**Written task**
Repeat the material exactly as it appears.

**Exercise input**
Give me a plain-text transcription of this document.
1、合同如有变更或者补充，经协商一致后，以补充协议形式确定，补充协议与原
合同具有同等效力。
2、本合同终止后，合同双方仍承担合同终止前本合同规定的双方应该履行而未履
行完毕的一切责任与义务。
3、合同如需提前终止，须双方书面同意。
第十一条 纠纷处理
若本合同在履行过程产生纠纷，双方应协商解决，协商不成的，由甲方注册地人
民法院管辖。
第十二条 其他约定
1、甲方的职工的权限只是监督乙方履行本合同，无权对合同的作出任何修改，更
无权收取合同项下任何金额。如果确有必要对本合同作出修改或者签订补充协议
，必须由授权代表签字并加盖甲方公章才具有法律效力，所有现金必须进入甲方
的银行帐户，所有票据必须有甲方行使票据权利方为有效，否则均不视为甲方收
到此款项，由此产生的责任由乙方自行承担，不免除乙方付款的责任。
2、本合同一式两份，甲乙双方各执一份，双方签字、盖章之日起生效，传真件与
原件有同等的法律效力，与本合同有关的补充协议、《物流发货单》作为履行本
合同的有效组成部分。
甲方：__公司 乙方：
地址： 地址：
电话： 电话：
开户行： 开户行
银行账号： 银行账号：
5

**Solution to this exercise**
Give me a plain-text transcription of this document.
1、合同如有变更或者补充，经协商一致后，以补充协议形式确定，补充协议与原
合同具有同等效力。
2、本合同终止后，合同双方仍承担合同终止前本合同规定的双方应该履行而未履
行完毕的一切责任与义务。
3、合同如需提前终止，须双方书面同意。
第十一条 纠纷处理
若本合同在履行过程产生纠纷，双方应协商解决，协商不成的，由甲方注册地人
民法院管辖。
第十二条 其他约定
1、甲方的职工的权限只是监督乙方履行本合同，无权对合同的作出任何修改，更
无权收取合同项下任何金额。如果确有必要对本合同作出修改或者签订补充协议
，必须由授权代表签字并加盖甲方公章才具有法律效力，所有现金必须进入甲方
的银行帐户，所有票据必须有甲方行使票据权利方为有效，否则均不视为甲方收
到此款项，由此产生的责任由乙方自行承担，不免除乙方付款的责任。
2、本合同一式两份，甲乙双方各执一份，双方签字、盖章之日起生效，传真件与
原件有同等的法律效力，与本合同有关的补充协议、《物流发货单》作为履行本
合同的有效组成部分。
甲方：__公司 乙方：
地址： 地址：
电话： 电话：
开户行： 开户行
银行账号： 银行账号：
5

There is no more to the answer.